■ REQUIRED WORK:
All of the data below should be written out exactly.

╭─ MATERIAL SHOWN

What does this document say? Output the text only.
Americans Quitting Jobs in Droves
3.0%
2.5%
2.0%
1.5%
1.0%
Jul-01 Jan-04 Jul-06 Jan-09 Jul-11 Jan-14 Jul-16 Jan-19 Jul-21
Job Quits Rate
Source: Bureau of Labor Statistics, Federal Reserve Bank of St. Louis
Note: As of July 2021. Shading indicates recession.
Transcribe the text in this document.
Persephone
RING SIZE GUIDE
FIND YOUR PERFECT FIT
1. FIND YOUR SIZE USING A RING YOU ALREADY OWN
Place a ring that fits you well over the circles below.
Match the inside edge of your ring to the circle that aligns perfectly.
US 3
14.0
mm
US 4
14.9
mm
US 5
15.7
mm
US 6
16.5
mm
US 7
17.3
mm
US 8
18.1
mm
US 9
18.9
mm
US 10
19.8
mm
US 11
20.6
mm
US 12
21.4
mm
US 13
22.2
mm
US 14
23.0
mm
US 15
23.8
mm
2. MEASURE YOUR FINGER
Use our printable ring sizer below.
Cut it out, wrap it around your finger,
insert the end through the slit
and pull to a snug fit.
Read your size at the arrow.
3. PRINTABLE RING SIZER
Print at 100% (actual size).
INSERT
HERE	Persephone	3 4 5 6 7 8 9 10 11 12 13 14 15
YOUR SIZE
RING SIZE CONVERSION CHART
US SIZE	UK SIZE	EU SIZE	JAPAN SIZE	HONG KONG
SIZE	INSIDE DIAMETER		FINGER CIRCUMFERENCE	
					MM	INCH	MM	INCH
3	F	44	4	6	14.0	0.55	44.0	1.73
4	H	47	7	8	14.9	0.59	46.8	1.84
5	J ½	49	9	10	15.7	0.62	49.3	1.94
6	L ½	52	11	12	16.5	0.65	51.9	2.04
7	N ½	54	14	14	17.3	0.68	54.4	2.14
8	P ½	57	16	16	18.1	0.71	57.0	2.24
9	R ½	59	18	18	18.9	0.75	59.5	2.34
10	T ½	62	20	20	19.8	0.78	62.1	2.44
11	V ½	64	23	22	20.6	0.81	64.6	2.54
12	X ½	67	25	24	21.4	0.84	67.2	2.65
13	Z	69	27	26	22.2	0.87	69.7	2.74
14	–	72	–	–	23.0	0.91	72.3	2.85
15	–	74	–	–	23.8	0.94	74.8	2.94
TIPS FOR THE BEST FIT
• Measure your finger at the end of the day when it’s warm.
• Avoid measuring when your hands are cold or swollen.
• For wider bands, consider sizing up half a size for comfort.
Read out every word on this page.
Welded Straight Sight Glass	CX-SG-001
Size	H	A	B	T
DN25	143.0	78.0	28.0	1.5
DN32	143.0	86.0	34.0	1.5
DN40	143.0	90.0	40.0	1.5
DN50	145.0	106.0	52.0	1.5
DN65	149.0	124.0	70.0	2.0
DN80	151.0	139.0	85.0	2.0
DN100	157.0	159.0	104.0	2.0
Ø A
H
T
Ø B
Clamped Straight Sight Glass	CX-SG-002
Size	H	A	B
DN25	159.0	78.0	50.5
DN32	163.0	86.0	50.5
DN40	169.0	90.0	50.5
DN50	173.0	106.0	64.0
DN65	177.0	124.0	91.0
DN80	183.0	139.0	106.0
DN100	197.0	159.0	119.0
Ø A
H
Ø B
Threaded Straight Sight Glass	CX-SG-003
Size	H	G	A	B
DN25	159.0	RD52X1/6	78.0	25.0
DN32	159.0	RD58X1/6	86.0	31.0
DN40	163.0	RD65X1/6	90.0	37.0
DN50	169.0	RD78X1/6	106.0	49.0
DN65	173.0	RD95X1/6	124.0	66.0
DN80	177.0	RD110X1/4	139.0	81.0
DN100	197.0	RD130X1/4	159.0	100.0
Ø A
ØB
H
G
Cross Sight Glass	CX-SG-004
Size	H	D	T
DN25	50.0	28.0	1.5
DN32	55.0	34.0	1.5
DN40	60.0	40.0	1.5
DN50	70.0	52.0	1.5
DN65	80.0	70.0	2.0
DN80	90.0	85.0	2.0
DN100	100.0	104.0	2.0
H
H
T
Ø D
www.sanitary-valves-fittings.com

╰─

■ RESPONSE TO THE TASK:
What does this document say? Output the text only.
Americans Quitting Jobs in Droves
3.0%
2.5%
2.0%
1.5%
1.0%
Jul-01 Jan-04 Jul-06 Jan-09 Jul-11 Jan-14 Jul-16 Jan-19 Jul-21
Job Quits Rate
Source: Bureau of Labor Statistics, Federal Reserve Bank of St. Louis
Note: As of July 2021. Shading indicates recession.
Transcribe the text in this document.
Persephone
RING SIZE GUIDE
FIND YOUR PERFECT FIT
1. FIND YOUR SIZE USING A RING YOU ALREADY OWN
Place a ring that fits you well over the circles below.
Match the inside edge of your ring to the circle that aligns perfectly.
US 3
14.0
mm
US 4
14.9
mm
US 5
15.7
mm
US 6
16.5
mm
US 7
17.3
mm
US 8
18.1
mm
US 9
18.9
mm
US 10
19.8
mm
US 11
20.6
mm
US 12
21.4
mm
US 13
22.2
mm
US 14
23.0
mm
US 15
23.8
mm
2. MEASURE YOUR FINGER
Use our printable ring sizer below.
Cut it out, wrap it around your finger,
insert the end through the slit
and pull to a snug fit.
Read your size at the arrow.
3. PRINTABLE RING SIZER
Print at 100% (actual size).
INSERT
HERE	Persephone	3 4 5 6 7 8 9 10 11 12 13 14 15
YOUR SIZE
RING SIZE CONVERSION CHART
US SIZE	UK SIZE	EU SIZE	JAPAN SIZE	HONG KONG
SIZE	INSIDE DIAMETER		FINGER CIRCUMFERENCE	
					MM	INCH	MM	INCH
3	F	44	4	6	14.0	0.55	44.0	1.73
4	H	47	7	8	14.9	0.59	46.8	1.84
5	J ½	49	9	10	15.7	0.62	49.3	1.94
6	L ½	52	11	12	16.5	0.65	51.9	2.04
7	N ½	54	14	14	17.3	0.68	54.4	2.14
8	P ½	57	16	16	18.1	0.71	57.0	2.24
9	R ½	59	18	18	18.9	0.75	59.5	2.34
10	T ½	62	20	20	19.8	0.78	62.1	2.44
11	V ½	64	23	22	20.6	0.81	64.6	2.54
12	X ½	67	25	24	21.4	0.84	67.2	2.65
13	Z	69	27	26	22.2	0.87	69.7	2.74
14	–	72	–	–	23.0	0.91	72.3	2.85
15	–	74	–	–	23.8	0.94	74.8	2.94
TIPS FOR THE BEST FIT
• Measure your finger at the end of the day when it’s warm.
• Avoid measuring when your hands are cold or swollen.
• For wider bands, consider sizing up half a size for comfort.
Read out every word on this page.
Welded Straight Sight Glass	CX-SG-001
Size	H	A	B	T
DN25	143.0	78.0	28.0	1.5
DN32	143.0	86.0	34.0	1.5
DN40	143.0	90.0	40.0	1.5
DN50	145.0	106.0	52.0	1.5
DN65	149.0	124.0	70.0	2.0
DN80	151.0	139.0	85.0	2.0
DN100	157.0	159.0	104.0	2.0
Ø A
H
T
Ø B
Clamped Straight Sight Glass	CX-SG-002
Size	H	A	B
DN25	159.0	78.0	50.5
DN32	163.0	86.0	50.5
DN40	169.0	90.0	50.5
DN50	173.0	106.0	64.0
DN65	177.0	124.0	91.0
DN80	183.0	139.0	106.0
DN100	197.0	159.0	119.0
Ø A
H
Ø B
Threaded Straight Sight Glass	CX-SG-003
Size	H	G	A	B
DN25	159.0	RD52X1/6	78.0	25.0
DN32	159.0	RD58X1/6	86.0	31.0
DN40	163.0	RD65X1/6	90.0	37.0
DN50	169.0	RD78X1/6	106.0	49.0
DN65	173.0	RD95X1/6	124.0	66.0
DN80	177.0	RD110X1/4	139.0	81.0
DN100	197.0	RD130X1/4	159.0	100.0
Ø A
ØB
H
G
Cross Sight Glass	CX-SG-004
Size	H	D	T
DN25	50.0	28.0	1.5
DN32	55.0	34.0	1.5
DN40	60.0	40.0	1.5
DN50	70.0	52.0	1.5
DN65	80.0	70.0	2.0
DN80	90.0	85.0	2.0
DN100	100.0	104.0	2.0
H
H
T
Ø D
www.sanitary-valves-fittings.com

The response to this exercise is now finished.